▶ _Problem to work on_
All of the data needs to be repeated exactly.

## start Input data

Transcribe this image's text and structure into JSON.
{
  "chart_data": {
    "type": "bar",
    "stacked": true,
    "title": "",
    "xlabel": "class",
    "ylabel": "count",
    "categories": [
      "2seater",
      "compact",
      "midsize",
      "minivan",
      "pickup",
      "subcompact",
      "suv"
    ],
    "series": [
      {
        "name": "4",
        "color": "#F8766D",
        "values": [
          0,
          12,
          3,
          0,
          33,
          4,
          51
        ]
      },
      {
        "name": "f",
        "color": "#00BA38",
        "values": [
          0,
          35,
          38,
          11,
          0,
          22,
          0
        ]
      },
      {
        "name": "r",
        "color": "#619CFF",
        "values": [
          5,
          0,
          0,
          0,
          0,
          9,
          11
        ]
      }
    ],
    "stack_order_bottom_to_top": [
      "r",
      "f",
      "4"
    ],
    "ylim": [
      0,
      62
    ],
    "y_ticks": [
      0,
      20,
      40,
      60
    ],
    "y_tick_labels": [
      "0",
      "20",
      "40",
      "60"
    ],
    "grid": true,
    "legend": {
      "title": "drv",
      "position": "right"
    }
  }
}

## end Input data

▶ _Solution for this task_
Transcribe this image's text and structure into JSON.
{
  "chart_data": {
    "type": "bar",
    "stacked": true,
    "title": "",
    "xlabel": "class",
    "ylabel": "count",
    "categories": [
      "2seater",
      "compact",
      "midsize",
      "minivan",
      "pickup",
      "subcompact",
      "suv"
    ],
    "series": [
      {
        "name": "4",
        "color": "#F8766D",
        "values": [
          0,
          12,
          3,
          0,
          33,
          4,
          51
        ]
      },
      {
        "name": "f",
        "color": "#00BA38",
        "values": [
          0,
          35,
          38,
          11,
          0,
          22,
          0
        ]
      },
      {
        "name": "r",
        "color": "#619CFF",
        "values": [
          5,
          0,
          0,
          0,
          0,
          9,
          11
        ]
      }
    ],
    "stack_order_bottom_to_top": [
      "r",
      "f",
      "4"
    ],
    "ylim": [
      0,
      62
    ],
    "y_ticks": [
      0,
      20,
      40,
      60
    ],
    "y_tick_labels": [
      "0",
      "20",
      "40",
      "60"
    ],
    "grid": true,
    "legend": {
      "title": "drv",
      "position": "right"
    }
  }
}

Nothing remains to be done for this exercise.